Dataset entries on figures
----------
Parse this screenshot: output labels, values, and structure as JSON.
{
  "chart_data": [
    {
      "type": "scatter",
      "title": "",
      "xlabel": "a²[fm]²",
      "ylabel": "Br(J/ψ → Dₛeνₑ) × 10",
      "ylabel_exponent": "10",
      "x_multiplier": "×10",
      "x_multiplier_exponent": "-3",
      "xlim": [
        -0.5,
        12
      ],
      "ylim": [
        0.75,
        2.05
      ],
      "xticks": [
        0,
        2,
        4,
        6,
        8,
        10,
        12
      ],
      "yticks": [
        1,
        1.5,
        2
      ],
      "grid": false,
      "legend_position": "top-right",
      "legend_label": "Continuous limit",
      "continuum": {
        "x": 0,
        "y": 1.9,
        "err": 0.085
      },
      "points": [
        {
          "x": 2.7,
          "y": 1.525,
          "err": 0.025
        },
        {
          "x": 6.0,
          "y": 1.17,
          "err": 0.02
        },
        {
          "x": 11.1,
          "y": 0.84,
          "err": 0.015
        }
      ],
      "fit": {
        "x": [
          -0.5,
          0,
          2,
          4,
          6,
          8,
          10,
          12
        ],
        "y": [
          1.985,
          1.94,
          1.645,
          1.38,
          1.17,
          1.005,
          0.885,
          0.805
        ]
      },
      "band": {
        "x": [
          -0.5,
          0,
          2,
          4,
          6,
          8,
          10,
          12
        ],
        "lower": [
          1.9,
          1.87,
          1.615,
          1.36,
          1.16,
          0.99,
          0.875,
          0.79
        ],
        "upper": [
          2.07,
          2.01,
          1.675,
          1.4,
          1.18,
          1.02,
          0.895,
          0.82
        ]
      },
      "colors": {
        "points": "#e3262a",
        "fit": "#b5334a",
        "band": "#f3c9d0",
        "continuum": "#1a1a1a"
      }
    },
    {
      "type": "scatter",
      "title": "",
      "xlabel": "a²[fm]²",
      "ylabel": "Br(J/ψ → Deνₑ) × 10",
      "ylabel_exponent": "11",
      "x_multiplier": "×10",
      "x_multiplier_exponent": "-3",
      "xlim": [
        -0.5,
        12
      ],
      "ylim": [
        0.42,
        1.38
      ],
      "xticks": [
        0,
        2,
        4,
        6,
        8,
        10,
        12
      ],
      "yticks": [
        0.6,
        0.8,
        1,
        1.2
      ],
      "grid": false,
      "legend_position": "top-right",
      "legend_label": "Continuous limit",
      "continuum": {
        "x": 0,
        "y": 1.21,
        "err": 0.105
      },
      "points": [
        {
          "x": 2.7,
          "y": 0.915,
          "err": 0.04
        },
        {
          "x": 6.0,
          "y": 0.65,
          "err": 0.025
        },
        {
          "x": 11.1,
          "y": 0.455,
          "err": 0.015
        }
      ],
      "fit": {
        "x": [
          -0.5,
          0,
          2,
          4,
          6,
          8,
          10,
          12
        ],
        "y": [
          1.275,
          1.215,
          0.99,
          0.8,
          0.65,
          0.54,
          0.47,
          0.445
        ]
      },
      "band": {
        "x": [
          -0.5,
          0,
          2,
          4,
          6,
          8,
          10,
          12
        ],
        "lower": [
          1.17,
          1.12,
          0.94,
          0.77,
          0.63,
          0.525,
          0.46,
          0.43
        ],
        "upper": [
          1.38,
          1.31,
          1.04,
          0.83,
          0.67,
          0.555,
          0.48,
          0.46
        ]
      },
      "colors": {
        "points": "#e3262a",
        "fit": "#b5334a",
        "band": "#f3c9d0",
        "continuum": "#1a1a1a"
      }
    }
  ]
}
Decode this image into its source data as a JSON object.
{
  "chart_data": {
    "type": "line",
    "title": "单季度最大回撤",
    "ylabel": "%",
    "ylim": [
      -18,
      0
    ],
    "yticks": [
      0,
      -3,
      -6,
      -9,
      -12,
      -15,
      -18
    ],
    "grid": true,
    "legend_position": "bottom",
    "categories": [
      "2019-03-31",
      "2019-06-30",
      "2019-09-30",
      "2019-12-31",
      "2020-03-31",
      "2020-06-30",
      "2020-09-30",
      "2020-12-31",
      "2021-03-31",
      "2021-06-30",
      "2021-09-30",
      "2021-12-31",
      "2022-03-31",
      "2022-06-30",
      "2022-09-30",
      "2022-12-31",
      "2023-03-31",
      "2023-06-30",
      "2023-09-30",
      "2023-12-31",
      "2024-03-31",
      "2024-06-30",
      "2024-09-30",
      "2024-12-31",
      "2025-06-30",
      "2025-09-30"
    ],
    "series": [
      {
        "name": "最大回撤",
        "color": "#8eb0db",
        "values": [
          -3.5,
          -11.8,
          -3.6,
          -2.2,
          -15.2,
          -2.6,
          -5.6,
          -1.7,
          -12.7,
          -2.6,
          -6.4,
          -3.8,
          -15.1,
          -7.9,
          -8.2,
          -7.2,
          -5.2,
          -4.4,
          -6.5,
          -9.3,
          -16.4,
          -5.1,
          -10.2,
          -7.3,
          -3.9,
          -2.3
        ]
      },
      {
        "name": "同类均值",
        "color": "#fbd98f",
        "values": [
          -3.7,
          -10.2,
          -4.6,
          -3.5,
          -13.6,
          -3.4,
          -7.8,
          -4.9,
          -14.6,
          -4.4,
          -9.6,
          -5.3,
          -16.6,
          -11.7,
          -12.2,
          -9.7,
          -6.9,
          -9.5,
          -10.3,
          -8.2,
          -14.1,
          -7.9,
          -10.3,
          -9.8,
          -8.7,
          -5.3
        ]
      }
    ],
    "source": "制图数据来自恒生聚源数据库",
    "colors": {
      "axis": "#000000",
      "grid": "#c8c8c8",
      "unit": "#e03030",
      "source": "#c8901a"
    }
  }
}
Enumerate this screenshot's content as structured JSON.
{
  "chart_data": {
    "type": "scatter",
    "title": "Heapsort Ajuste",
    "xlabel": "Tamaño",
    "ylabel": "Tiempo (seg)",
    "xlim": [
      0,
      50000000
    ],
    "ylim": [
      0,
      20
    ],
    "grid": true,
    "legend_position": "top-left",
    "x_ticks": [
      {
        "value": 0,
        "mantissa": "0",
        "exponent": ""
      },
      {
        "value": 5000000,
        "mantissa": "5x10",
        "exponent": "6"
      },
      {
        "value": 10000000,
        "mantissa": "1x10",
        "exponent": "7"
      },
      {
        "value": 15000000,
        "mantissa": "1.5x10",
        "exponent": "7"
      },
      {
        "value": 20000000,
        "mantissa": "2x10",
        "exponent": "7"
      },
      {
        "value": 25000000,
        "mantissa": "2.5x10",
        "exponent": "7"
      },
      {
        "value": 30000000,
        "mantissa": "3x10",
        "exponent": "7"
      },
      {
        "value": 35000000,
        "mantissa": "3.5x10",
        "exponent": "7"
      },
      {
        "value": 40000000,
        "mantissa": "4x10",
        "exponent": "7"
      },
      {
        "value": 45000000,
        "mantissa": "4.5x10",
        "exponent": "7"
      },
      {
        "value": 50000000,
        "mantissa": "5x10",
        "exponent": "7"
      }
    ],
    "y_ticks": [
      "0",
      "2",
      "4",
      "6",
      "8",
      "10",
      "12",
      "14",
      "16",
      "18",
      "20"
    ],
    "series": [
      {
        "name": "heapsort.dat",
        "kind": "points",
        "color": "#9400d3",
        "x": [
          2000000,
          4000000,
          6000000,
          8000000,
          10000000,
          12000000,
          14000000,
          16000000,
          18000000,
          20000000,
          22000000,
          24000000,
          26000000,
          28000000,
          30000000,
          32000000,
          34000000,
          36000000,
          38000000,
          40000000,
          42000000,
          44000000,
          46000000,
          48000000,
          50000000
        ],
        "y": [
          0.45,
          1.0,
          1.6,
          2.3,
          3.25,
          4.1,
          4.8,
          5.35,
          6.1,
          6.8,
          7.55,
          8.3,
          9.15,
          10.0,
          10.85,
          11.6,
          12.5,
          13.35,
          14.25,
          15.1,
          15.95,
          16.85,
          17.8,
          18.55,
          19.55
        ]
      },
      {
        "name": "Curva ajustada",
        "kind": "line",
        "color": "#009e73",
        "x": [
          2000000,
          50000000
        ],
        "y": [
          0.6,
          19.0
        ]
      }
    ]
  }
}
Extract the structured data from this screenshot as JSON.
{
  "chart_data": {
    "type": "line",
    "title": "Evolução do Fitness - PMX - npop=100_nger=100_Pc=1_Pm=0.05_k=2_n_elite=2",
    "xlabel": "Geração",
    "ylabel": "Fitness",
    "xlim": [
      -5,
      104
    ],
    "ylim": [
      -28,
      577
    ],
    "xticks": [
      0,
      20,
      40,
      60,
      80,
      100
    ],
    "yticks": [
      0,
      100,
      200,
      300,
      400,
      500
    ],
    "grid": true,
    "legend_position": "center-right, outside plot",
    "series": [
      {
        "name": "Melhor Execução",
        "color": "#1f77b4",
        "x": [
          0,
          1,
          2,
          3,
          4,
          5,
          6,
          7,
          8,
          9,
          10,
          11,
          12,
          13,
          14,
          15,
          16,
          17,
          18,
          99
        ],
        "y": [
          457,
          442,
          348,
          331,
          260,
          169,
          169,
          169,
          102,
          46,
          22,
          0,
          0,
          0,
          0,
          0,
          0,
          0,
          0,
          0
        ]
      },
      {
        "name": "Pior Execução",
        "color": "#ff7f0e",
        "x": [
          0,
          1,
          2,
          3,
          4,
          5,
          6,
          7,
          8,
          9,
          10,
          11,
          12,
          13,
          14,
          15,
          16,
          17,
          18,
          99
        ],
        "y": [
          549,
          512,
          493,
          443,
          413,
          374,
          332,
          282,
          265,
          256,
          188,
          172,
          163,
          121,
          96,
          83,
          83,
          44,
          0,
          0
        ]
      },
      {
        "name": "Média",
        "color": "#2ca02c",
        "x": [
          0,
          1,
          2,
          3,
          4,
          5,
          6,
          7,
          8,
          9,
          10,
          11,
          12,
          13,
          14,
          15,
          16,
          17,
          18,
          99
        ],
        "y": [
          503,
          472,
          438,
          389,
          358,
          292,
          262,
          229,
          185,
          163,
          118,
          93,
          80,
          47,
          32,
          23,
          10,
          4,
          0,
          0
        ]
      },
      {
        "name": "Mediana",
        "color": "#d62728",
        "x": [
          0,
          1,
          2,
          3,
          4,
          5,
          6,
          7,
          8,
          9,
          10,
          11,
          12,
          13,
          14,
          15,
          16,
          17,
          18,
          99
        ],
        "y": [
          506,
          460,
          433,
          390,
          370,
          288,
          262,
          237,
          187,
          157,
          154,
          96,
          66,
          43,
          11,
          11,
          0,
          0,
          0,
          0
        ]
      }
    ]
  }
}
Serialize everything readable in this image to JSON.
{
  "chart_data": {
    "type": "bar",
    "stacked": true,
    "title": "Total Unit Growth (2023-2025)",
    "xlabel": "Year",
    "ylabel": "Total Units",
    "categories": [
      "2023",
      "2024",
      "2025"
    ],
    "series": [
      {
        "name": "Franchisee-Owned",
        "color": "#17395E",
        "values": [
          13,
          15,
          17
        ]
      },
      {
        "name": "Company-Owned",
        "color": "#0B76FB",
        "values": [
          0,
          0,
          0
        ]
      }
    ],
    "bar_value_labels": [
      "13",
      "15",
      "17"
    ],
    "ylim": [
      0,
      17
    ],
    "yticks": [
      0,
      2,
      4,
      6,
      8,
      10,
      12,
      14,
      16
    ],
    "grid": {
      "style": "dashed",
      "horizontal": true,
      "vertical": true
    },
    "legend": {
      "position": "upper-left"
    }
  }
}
----------
Find and copy each line above that includes the string "image".

### COMPLETED EXERCISE
Decode this image into its source data as a JSON object.
Serialize everything readable in this image to JSON.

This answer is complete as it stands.